(Recorded data)
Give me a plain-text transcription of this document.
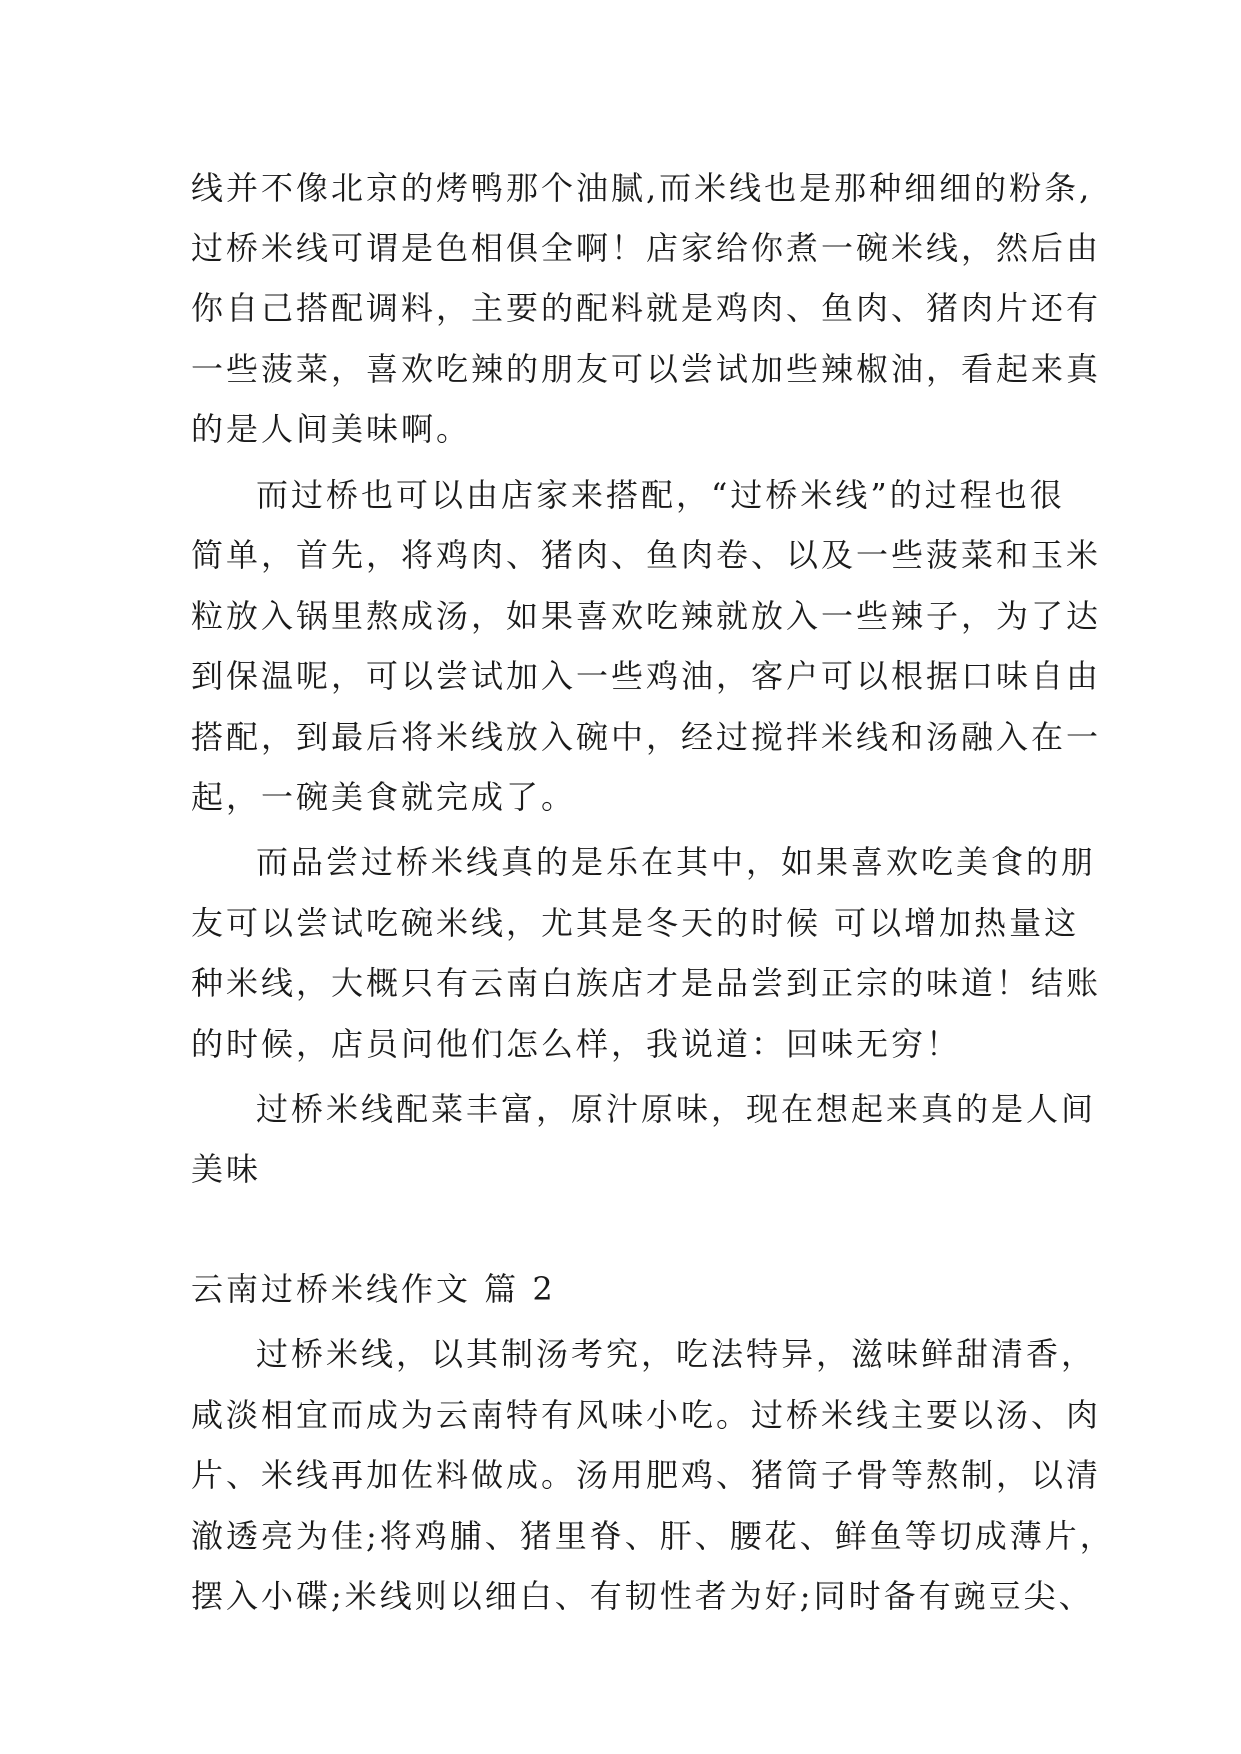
线并不像北京的烤鸭那个油腻,而米线也是那种细细的粉条,
过桥米线可谓是色相俱全啊！店家给你煮一碗米线，然后由
你自己搭配调料，主要的配料就是鸡肉、鱼肉、猪肉片还有
一些菠菜，喜欢吃辣的朋友可以尝试加些辣椒油，看起来真
的是人间美味啊。
而过桥也可以由店家来搭配，“过桥米线”的过程也很
简单，首先，将鸡肉、猪肉、鱼肉卷、以及一些菠菜和玉米
粒放入锅里熬成汤，如果喜欢吃辣就放入一些辣子，为了达
到保温呢，可以尝试加入一些鸡油，客户可以根据口味自由
搭配，到最后将米线放入碗中，经过搅拌米线和汤融入在一
起，一碗美食就完成了。
而品尝过桥米线真的是乐在其中，如果喜欢吃美食的朋
友可以尝试吃碗米线，尤其是冬天的时候 可以增加热量这
种米线，大概只有云南白族店才是品尝到正宗的味道！结账
的时候，店员问他们怎么样，我说道：回味无穷！
过桥米线配菜丰富，原汁原味，现在想起来真的是人间
美味
云南过桥米线作文 篇 2
过桥米线，以其制汤考究，吃法特异，滋味鲜甜清香，
咸淡相宜而成为云南特有风味小吃。过桥米线主要以汤、肉
片、米线再加佐料做成。汤用肥鸡、猪筒子骨等熬制，以清
澈透亮为佳;将鸡脯、猪里脊、肝、腰花、鲜鱼等切成薄片，
摆入小碟;米线则以细白、有韧性者为好;同时备有豌豆尖、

§ **What you will do**: Transcribe the listing in full. Omit the pictures and keep every line exact.

§ **Correct response**:
Give me a plain-text transcription of this document.
线并不像北京的烤鸭那个油腻,而米线也是那种细细的粉条,
过桥米线可谓是色相俱全啊！店家给你煮一碗米线，然后由
你自己搭配调料，主要的配料就是鸡肉、鱼肉、猪肉片还有
一些菠菜，喜欢吃辣的朋友可以尝试加些辣椒油，看起来真
的是人间美味啊。
而过桥也可以由店家来搭配，“过桥米线”的过程也很
简单，首先，将鸡肉、猪肉、鱼肉卷、以及一些菠菜和玉米
粒放入锅里熬成汤，如果喜欢吃辣就放入一些辣子，为了达
到保温呢，可以尝试加入一些鸡油，客户可以根据口味自由
搭配，到最后将米线放入碗中，经过搅拌米线和汤融入在一
起，一碗美食就完成了。
而品尝过桥米线真的是乐在其中，如果喜欢吃美食的朋
友可以尝试吃碗米线，尤其是冬天的时候 可以增加热量这
种米线，大概只有云南白族店才是品尝到正宗的味道！结账
的时候，店员问他们怎么样，我说道：回味无穷！
过桥米线配菜丰富，原汁原味，现在想起来真的是人间
美味
云南过桥米线作文 篇 2
过桥米线，以其制汤考究，吃法特异，滋味鲜甜清香，
咸淡相宜而成为云南特有风味小吃。过桥米线主要以汤、肉
片、米线再加佐料做成。汤用肥鸡、猪筒子骨等熬制，以清
澈透亮为佳;将鸡脯、猪里脊、肝、腰花、鲜鱼等切成薄片，
摆入小碟;米线则以细白、有韧性者为好;同时备有豌豆尖、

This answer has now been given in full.